> JOB:
Copy out all lines with the word "ввода" in them.

--- RECORDS FOR THE EXERCISE ---

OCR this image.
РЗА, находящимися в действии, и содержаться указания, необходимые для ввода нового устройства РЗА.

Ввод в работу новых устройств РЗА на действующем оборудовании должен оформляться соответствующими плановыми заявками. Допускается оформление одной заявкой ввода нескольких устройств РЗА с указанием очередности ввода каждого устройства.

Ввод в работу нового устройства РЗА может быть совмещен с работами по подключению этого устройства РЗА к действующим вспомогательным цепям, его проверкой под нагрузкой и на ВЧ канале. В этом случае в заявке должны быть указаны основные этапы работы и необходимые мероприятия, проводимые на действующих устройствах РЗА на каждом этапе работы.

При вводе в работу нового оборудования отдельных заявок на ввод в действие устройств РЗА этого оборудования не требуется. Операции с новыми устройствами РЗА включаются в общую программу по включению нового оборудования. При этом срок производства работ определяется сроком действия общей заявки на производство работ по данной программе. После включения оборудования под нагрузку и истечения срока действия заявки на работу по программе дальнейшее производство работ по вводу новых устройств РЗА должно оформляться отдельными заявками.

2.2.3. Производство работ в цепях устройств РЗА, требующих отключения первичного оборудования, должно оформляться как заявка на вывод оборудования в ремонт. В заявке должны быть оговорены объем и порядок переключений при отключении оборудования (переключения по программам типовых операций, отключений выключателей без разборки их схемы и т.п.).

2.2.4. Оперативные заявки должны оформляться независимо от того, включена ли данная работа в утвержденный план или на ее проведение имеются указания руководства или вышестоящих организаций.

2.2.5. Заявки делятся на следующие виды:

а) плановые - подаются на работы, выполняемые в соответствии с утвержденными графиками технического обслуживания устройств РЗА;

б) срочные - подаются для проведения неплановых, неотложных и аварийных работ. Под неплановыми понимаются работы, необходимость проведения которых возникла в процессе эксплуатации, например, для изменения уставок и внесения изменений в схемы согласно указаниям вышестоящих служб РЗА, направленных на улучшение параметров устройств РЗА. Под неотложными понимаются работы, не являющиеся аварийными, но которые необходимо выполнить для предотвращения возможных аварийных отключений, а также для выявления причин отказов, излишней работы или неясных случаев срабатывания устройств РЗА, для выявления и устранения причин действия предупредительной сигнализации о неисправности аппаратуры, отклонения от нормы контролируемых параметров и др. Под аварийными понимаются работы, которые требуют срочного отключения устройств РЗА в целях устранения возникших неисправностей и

---

> TASK SOLUTION:
РЗА, находящимися в действии, и содержаться указания, необходимые для ввода нового устройства РЗА.
Ввод в работу новых устройств РЗА на действующем оборудовании должен оформляться соответствующими плановыми заявками. Допускается оформление одной заявкой ввода нескольких устройств РЗА с указанием очередности ввода каждого устройства.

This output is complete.